• **Stored rows**:
**********

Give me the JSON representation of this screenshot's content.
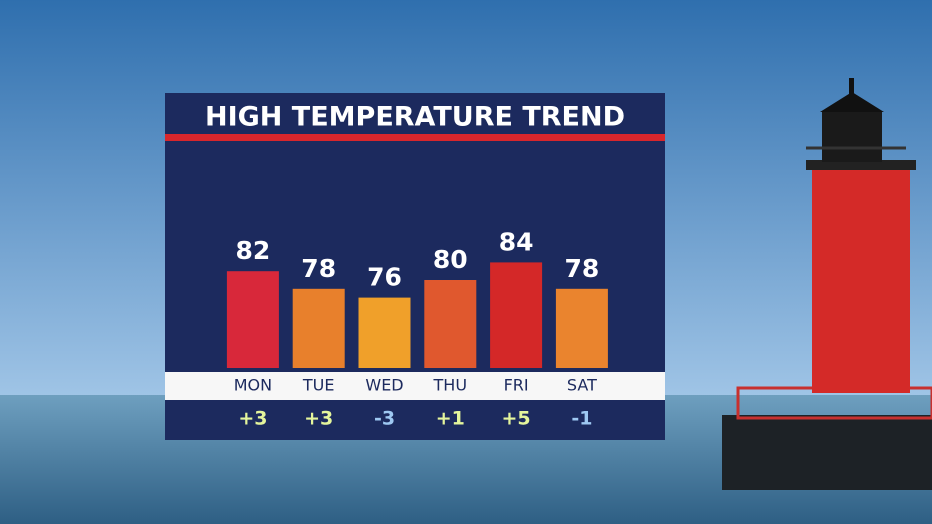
{
  "chart_data": {
    "type": "bar",
    "title": "HIGH TEMPERATURE TREND",
    "categories": [
      "MON",
      "TUE",
      "WED",
      "THU",
      "FRI",
      "SAT"
    ],
    "values": [
      82,
      78,
      76,
      80,
      84,
      78
    ],
    "colors": [
      "#d8283a",
      "#e8802c",
      "#f0a02a",
      "#e0582e",
      "#d42828",
      "#ea842e"
    ],
    "ylim": [
      60,
      90
    ],
    "departures": {
      "values": [
        3,
        3,
        -3,
        1,
        5,
        -1
      ],
      "value_labels": [
        "+3",
        "+3",
        "-3",
        "+1",
        "+5",
        "-1"
      ],
      "colors": {
        "positive": "#e4f59c",
        "negative": "#9ec8f2"
      }
    }
  }
}
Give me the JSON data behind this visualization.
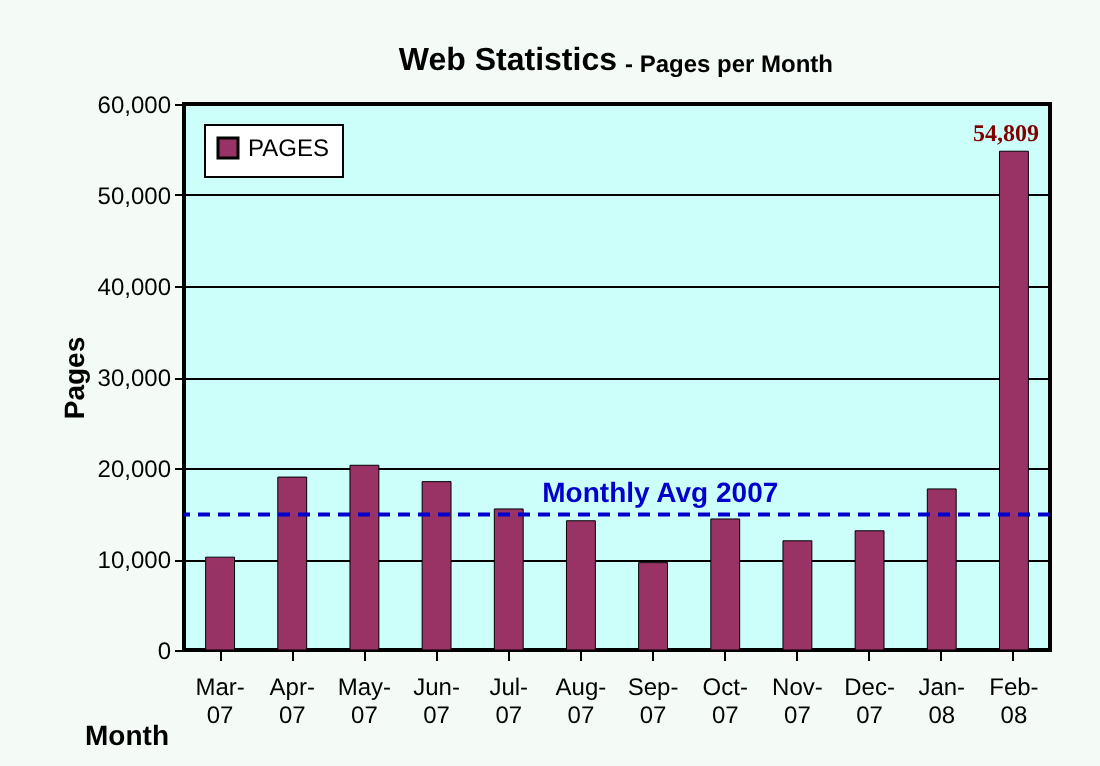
{
  "chart_data": {
    "type": "bar",
    "title": "Web Statistics",
    "subtitle": "- Pages per Month",
    "xlabel": "Month",
    "ylabel": "Pages",
    "categories": [
      "Mar-07",
      "Apr-07",
      "May-07",
      "Jun-07",
      "Jul-07",
      "Aug-07",
      "Sep-07",
      "Oct-07",
      "Nov-07",
      "Dec-07",
      "Jan-08",
      "Feb-08"
    ],
    "series": [
      {
        "name": "PAGES",
        "color": "#993366",
        "values": [
          10200,
          19000,
          20300,
          18500,
          15500,
          14200,
          9600,
          14400,
          12000,
          13100,
          17700,
          54809
        ],
        "value_labels": [
          null,
          null,
          null,
          null,
          null,
          null,
          null,
          null,
          null,
          null,
          null,
          "54,809"
        ]
      }
    ],
    "ylim": [
      0,
      60000
    ],
    "yticks": [
      {
        "value": 0,
        "label": "0"
      },
      {
        "value": 10000,
        "label": "10,000"
      },
      {
        "value": 20000,
        "label": "20,000"
      },
      {
        "value": 30000,
        "label": "30,000"
      },
      {
        "value": 40000,
        "label": "40,000"
      },
      {
        "value": 50000,
        "label": "50,000"
      },
      {
        "value": 60000,
        "label": "60,000"
      }
    ],
    "grid": "y",
    "legend": "top left",
    "ref_lines": [
      {
        "axis": "y",
        "value": 14900,
        "label": "Monthly Avg 2007",
        "color": "#0000cc",
        "line_style": "dashed"
      }
    ]
  }
}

**********

• **Given instruction**: Using the material above, count the lines containing the word "JSON". Reply with the number alone.

• **Finished task**: 2